━━━━━ Exercise material ━━━━━

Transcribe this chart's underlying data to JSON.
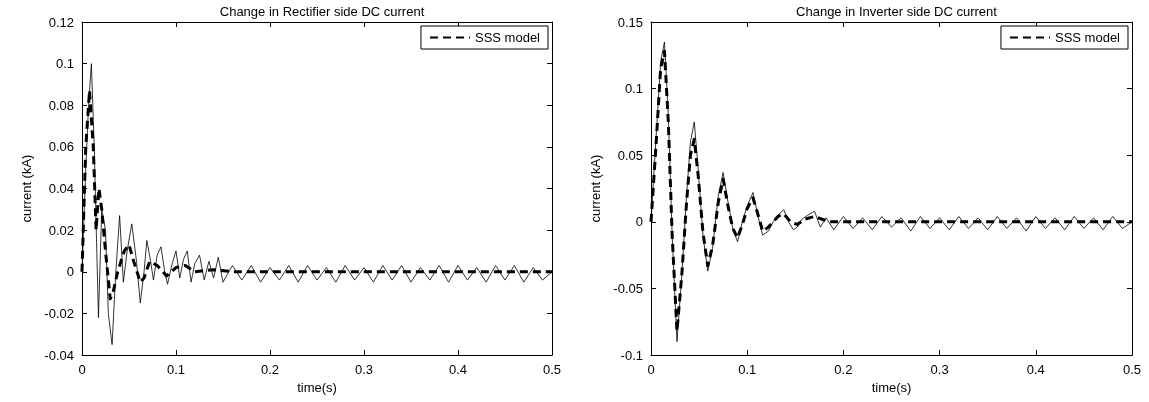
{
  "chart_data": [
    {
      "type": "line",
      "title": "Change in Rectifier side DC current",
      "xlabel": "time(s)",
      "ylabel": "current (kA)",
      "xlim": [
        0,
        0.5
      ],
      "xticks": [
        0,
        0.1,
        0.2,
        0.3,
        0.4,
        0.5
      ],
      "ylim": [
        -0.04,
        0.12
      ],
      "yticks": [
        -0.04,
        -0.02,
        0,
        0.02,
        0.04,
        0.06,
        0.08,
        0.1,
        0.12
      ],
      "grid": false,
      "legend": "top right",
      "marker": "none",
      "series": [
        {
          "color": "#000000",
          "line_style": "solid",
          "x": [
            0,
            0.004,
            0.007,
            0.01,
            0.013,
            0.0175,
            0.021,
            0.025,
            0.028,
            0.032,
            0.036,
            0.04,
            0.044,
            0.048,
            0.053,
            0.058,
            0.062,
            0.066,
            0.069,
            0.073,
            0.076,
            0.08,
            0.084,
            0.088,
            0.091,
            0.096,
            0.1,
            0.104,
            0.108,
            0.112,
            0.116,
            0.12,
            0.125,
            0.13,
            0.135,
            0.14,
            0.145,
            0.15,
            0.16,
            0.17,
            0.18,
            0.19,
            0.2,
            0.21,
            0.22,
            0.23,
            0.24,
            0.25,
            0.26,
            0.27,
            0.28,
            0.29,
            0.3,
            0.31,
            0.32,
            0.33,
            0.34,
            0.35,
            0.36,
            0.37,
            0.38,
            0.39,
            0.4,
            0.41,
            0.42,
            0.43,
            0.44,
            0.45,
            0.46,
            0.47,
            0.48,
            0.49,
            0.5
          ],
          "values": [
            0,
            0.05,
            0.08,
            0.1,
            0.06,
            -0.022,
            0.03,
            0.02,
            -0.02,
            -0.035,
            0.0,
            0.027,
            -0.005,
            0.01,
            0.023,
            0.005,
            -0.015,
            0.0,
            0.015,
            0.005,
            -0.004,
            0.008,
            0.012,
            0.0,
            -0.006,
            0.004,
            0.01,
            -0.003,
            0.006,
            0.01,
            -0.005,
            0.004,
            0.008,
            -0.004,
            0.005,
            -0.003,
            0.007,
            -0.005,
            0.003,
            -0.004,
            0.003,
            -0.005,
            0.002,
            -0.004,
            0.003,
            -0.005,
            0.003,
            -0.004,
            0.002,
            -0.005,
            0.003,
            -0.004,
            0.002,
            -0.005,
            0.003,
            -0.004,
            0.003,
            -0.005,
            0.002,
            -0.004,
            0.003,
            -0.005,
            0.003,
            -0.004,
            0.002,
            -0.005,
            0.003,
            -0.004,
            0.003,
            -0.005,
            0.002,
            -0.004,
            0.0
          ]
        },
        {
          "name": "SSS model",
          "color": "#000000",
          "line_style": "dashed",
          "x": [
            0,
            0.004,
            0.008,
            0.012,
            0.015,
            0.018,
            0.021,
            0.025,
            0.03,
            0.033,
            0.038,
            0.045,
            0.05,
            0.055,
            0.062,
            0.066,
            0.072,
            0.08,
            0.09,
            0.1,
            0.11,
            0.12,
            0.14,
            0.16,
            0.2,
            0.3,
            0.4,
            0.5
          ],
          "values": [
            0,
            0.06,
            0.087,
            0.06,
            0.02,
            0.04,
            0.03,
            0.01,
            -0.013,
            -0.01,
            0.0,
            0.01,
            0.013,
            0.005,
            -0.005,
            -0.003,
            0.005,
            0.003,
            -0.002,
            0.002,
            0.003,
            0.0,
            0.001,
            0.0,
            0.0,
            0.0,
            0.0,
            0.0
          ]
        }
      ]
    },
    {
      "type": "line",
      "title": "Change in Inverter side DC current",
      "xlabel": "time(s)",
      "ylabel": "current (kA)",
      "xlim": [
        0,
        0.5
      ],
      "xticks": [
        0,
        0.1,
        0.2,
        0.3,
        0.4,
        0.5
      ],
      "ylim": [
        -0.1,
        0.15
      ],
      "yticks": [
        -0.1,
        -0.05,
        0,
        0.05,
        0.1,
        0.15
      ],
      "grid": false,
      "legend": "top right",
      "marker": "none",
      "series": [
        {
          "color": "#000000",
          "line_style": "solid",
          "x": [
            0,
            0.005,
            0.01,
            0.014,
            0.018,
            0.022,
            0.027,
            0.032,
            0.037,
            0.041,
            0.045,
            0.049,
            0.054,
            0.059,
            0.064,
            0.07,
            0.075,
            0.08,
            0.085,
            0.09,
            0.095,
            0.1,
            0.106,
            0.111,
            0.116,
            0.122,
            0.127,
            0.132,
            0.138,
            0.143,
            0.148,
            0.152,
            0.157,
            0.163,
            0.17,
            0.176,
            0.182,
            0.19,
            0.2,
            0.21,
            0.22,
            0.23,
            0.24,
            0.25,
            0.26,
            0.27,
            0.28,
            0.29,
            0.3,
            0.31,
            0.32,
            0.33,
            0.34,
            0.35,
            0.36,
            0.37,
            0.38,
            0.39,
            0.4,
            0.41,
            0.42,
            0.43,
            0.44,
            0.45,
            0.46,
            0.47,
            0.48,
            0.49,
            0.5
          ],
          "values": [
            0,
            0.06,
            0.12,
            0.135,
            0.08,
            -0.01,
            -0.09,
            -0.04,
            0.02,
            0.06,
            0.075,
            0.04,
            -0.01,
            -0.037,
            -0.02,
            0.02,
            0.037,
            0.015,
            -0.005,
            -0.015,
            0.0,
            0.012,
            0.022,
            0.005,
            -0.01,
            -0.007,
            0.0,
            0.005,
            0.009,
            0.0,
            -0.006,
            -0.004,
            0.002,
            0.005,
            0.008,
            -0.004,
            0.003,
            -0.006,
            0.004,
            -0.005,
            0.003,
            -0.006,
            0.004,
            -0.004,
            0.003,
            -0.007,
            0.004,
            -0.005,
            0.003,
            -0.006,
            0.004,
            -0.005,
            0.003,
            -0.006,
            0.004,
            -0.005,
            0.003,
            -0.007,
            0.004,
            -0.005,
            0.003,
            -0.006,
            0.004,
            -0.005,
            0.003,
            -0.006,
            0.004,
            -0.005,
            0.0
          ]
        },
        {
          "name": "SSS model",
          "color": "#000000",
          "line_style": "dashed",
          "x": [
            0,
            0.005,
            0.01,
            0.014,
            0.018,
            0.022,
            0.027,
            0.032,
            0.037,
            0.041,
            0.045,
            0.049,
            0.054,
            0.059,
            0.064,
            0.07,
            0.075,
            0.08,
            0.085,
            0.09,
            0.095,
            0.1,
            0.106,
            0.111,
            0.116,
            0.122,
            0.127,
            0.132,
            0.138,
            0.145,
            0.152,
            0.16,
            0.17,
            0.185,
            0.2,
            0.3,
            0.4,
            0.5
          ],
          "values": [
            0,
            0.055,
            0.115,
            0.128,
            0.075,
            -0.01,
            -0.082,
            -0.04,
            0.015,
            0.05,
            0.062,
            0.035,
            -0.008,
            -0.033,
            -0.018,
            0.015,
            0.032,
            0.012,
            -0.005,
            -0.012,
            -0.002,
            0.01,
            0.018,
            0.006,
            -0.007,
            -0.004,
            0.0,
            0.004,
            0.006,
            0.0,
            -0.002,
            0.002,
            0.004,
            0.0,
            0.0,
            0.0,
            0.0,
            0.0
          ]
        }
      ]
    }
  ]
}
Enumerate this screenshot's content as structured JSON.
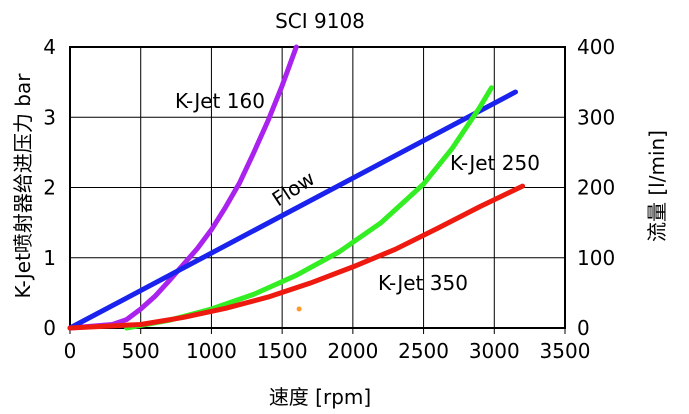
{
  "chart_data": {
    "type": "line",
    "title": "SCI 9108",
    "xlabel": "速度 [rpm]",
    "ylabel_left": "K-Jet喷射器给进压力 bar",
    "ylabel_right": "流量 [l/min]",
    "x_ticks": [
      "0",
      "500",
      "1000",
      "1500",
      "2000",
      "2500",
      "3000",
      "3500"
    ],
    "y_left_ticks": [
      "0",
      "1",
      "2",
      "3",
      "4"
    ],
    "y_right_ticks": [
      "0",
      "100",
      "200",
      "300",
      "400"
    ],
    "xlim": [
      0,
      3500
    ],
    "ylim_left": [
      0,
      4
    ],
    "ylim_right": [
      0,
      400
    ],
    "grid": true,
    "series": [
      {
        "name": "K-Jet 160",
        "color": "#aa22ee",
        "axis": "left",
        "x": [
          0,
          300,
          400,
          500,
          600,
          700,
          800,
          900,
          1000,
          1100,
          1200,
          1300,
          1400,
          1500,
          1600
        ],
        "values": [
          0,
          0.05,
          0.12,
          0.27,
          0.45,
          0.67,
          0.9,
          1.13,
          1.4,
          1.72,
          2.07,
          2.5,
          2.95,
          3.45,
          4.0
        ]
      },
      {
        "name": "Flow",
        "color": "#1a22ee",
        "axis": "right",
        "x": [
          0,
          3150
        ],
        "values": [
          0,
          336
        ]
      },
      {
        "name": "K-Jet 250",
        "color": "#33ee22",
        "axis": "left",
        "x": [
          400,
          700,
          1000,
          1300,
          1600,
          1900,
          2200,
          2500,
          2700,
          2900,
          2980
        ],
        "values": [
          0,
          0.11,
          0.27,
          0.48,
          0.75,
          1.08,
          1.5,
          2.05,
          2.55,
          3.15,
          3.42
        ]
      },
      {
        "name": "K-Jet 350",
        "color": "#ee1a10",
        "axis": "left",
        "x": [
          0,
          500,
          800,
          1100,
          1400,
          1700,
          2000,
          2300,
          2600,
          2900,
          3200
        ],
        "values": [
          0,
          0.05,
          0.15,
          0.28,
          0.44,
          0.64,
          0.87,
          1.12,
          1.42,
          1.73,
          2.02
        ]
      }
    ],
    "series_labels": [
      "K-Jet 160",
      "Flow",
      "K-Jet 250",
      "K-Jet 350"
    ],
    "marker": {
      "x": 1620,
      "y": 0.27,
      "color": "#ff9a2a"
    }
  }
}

━━━━━

▶ Exercise instructions:
Pick out every line above that holds the word "this" and copy it.

▶ Solution to the exercise:
Transcribe this chart's underlying data to JSON.
Enumerate this screenshot's content as structured JSON.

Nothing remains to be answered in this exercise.